## Supplied records
◇ ◇ ◇ ◇ ◇
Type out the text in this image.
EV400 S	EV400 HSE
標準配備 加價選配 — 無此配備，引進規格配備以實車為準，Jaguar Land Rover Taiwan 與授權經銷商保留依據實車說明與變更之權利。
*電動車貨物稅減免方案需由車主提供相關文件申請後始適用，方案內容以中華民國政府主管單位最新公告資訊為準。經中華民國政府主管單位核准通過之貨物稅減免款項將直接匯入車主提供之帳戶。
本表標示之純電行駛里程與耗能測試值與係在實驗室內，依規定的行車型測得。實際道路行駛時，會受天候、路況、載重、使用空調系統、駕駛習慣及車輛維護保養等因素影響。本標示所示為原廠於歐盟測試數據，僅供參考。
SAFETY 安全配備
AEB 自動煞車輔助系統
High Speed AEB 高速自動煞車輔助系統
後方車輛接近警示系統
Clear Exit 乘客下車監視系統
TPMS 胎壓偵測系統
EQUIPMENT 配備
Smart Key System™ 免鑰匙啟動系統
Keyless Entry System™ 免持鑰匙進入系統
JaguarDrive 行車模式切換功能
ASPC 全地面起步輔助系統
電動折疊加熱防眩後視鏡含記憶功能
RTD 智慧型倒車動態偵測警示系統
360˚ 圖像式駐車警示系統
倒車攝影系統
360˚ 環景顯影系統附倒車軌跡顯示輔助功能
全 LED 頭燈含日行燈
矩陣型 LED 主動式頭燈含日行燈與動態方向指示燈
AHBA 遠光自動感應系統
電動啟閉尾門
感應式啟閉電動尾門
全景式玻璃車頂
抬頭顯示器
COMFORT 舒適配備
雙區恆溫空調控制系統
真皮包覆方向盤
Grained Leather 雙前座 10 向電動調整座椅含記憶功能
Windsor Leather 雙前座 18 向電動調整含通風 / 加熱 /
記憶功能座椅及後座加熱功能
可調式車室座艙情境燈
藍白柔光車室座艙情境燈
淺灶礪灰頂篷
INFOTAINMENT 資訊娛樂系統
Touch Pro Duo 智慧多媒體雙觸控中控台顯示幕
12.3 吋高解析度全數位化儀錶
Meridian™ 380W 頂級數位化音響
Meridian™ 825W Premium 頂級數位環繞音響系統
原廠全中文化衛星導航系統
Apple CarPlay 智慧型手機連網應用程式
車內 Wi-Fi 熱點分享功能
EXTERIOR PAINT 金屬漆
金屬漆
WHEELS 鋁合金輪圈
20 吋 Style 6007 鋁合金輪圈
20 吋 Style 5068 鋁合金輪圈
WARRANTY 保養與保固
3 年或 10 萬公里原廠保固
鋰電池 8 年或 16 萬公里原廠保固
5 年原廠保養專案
◇ ◇ ◇ ◇ ◇
## Stated exercise
Each line that holds the string "Style" counts once; give the total and nothing else.

## Written answer
2